(Dataset listings of figures)

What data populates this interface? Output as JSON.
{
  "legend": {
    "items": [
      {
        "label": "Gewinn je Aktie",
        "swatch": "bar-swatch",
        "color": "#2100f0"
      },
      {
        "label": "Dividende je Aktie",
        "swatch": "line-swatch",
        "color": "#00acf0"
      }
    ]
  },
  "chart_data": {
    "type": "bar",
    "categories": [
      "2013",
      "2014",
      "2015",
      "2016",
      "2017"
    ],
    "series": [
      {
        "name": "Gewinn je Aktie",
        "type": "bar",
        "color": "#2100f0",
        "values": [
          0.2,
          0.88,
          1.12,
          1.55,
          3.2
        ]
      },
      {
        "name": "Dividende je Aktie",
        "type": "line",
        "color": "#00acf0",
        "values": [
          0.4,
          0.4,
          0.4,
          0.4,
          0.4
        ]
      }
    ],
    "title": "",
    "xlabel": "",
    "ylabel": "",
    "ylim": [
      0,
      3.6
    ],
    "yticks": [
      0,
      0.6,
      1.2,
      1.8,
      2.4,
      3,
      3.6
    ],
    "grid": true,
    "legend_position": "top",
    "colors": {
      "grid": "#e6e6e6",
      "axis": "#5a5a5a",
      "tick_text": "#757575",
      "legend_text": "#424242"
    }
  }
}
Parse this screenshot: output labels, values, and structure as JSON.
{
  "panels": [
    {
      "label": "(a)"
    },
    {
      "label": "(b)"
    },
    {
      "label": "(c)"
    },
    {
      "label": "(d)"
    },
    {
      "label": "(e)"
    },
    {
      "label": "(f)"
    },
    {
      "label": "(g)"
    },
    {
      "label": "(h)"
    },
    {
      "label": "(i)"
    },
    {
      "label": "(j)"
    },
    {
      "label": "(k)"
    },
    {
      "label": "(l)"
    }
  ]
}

◆ **WHAT TO WORK ON**
Restate each of the entries above verbatim.

◆ **THE RESULT**
What data populates this interface? Output as JSON.
{
  "legend": {
    "items": [
      {
        "label": "Gewinn je Aktie",
        "swatch": "bar-swatch",
        "color": "#2100f0"
      },
      {
        "label": "Dividende je Aktie",
        "swatch": "line-swatch",
        "color": "#00acf0"
      }
    ]
  },
  "chart_data": {
    "type": "bar",
    "categories": [
      "2013",
      "2014",
      "2015",
      "2016",
      "2017"
    ],
    "series": [
      {
        "name": "Gewinn je Aktie",
        "type": "bar",
        "color": "#2100f0",
        "values": [
          0.2,
          0.88,
          1.12,
          1.55,
          3.2
        ]
      },
      {
        "name": "Dividende je Aktie",
        "type": "line",
        "color": "#00acf0",
        "values": [
          0.4,
          0.4,
          0.4,
          0.4,
          0.4
        ]
      }
    ],
    "title": "",
    "xlabel": "",
    "ylabel": "",
    "ylim": [
      0,
      3.6
    ],
    "yticks": [
      0,
      0.6,
      1.2,
      1.8,
      2.4,
      3,
      3.6
    ],
    "grid": true,
    "legend_position": "top",
    "colors": {
      "grid": "#e6e6e6",
      "axis": "#5a5a5a",
      "tick_text": "#757575",
      "legend_text": "#424242"
    }
  }
}
Parse this screenshot: output labels, values, and structure as JSON.
{
  "panels": [
    {
      "label": "(a)"
    },
    {
      "label": "(b)"
    },
    {
      "label": "(c)"
    },
    {
      "label": "(d)"
    },
    {
      "label": "(e)"
    },
    {
      "label": "(f)"
    },
    {
      "label": "(g)"
    },
    {
      "label": "(h)"
    },
    {
      "label": "(i)"
    },
    {
      "label": "(j)"
    },
    {
      "label": "(k)"
    },
    {
      "label": "(l)"
    }
  ]
}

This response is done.